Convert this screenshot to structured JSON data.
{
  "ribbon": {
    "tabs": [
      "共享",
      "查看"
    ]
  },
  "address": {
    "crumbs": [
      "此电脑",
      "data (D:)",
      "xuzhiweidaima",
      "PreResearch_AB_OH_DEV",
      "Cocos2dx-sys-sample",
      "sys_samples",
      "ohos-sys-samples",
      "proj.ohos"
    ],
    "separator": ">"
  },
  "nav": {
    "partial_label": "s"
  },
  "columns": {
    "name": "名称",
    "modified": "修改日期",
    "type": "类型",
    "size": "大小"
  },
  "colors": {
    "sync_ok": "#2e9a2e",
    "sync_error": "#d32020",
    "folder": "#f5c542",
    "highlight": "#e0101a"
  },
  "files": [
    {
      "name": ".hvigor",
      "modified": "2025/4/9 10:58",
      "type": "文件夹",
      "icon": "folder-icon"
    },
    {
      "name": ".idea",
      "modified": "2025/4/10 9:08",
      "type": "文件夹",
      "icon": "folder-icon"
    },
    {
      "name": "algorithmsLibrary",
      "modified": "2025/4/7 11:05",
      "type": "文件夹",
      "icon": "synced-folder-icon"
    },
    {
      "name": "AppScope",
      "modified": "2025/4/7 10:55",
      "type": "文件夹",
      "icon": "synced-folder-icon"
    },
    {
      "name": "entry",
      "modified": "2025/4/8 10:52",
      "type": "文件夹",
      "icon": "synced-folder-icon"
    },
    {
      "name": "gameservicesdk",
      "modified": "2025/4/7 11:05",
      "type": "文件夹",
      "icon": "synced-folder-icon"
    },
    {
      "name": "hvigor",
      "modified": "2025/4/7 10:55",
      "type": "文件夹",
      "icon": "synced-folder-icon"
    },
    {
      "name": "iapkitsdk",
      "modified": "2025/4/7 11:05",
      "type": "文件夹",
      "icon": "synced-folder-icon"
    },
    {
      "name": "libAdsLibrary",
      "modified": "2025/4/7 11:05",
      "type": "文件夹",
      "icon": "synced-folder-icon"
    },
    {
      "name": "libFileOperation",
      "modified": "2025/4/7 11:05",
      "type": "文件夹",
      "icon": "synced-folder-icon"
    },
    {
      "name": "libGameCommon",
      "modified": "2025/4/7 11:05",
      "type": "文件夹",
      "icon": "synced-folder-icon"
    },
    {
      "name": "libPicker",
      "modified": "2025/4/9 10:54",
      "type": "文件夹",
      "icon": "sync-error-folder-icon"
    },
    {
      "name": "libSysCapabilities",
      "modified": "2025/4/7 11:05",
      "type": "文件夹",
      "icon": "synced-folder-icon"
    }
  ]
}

────────────────────

* Work instructions: All of the records must be repeated exactly.

* Final answer:
Convert this screenshot to structured JSON data.
{
  "ribbon": {
    "tabs": [
      "共享",
      "查看"
    ]
  },
  "address": {
    "crumbs": [
      "此电脑",
      "data (D:)",
      "xuzhiweidaima",
      "PreResearch_AB_OH_DEV",
      "Cocos2dx-sys-sample",
      "sys_samples",
      "ohos-sys-samples",
      "proj.ohos"
    ],
    "separator": ">"
  },
  "nav": {
    "partial_label": "s"
  },
  "columns": {
    "name": "名称",
    "modified": "修改日期",
    "type": "类型",
    "size": "大小"
  },
  "colors": {
    "sync_ok": "#2e9a2e",
    "sync_error": "#d32020",
    "folder": "#f5c542",
    "highlight": "#e0101a"
  },
  "files": [
    {
      "name": ".hvigor",
      "modified": "2025/4/9 10:58",
      "type": "文件夹",
      "icon": "folder-icon"
    },
    {
      "name": ".idea",
      "modified": "2025/4/10 9:08",
      "type": "文件夹",
      "icon": "folder-icon"
    },
    {
      "name": "algorithmsLibrary",
      "modified": "2025/4/7 11:05",
      "type": "文件夹",
      "icon": "synced-folder-icon"
    },
    {
      "name": "AppScope",
      "modified": "2025/4/7 10:55",
      "type": "文件夹",
      "icon": "synced-folder-icon"
    },
    {
      "name": "entry",
      "modified": "2025/4/8 10:52",
      "type": "文件夹",
      "icon": "synced-folder-icon"
    },
    {
      "name": "gameservicesdk",
      "modified": "2025/4/7 11:05",
      "type": "文件夹",
      "icon": "synced-folder-icon"
    },
    {
      "name": "hvigor",
      "modified": "2025/4/7 10:55",
      "type": "文件夹",
      "icon": "synced-folder-icon"
    },
    {
      "name": "iapkitsdk",
      "modified": "2025/4/7 11:05",
      "type": "文件夹",
      "icon": "synced-folder-icon"
    },
    {
      "name": "libAdsLibrary",
      "modified": "2025/4/7 11:05",
      "type": "文件夹",
      "icon": "synced-folder-icon"
    },
    {
      "name": "libFileOperation",
      "modified": "2025/4/7 11:05",
      "type": "文件夹",
      "icon": "synced-folder-icon"
    },
    {
      "name": "libGameCommon",
      "modified": "2025/4/7 11:05",
      "type": "文件夹",
      "icon": "synced-folder-icon"
    },
    {
      "name": "libPicker",
      "modified": "2025/4/9 10:54",
      "type": "文件夹",
      "icon": "sync-error-folder-icon"
    },
    {
      "name": "libSysCapabilities",
      "modified": "2025/4/7 11:05",
      "type": "文件夹",
      "icon": "synced-folder-icon"
    }
  ]
}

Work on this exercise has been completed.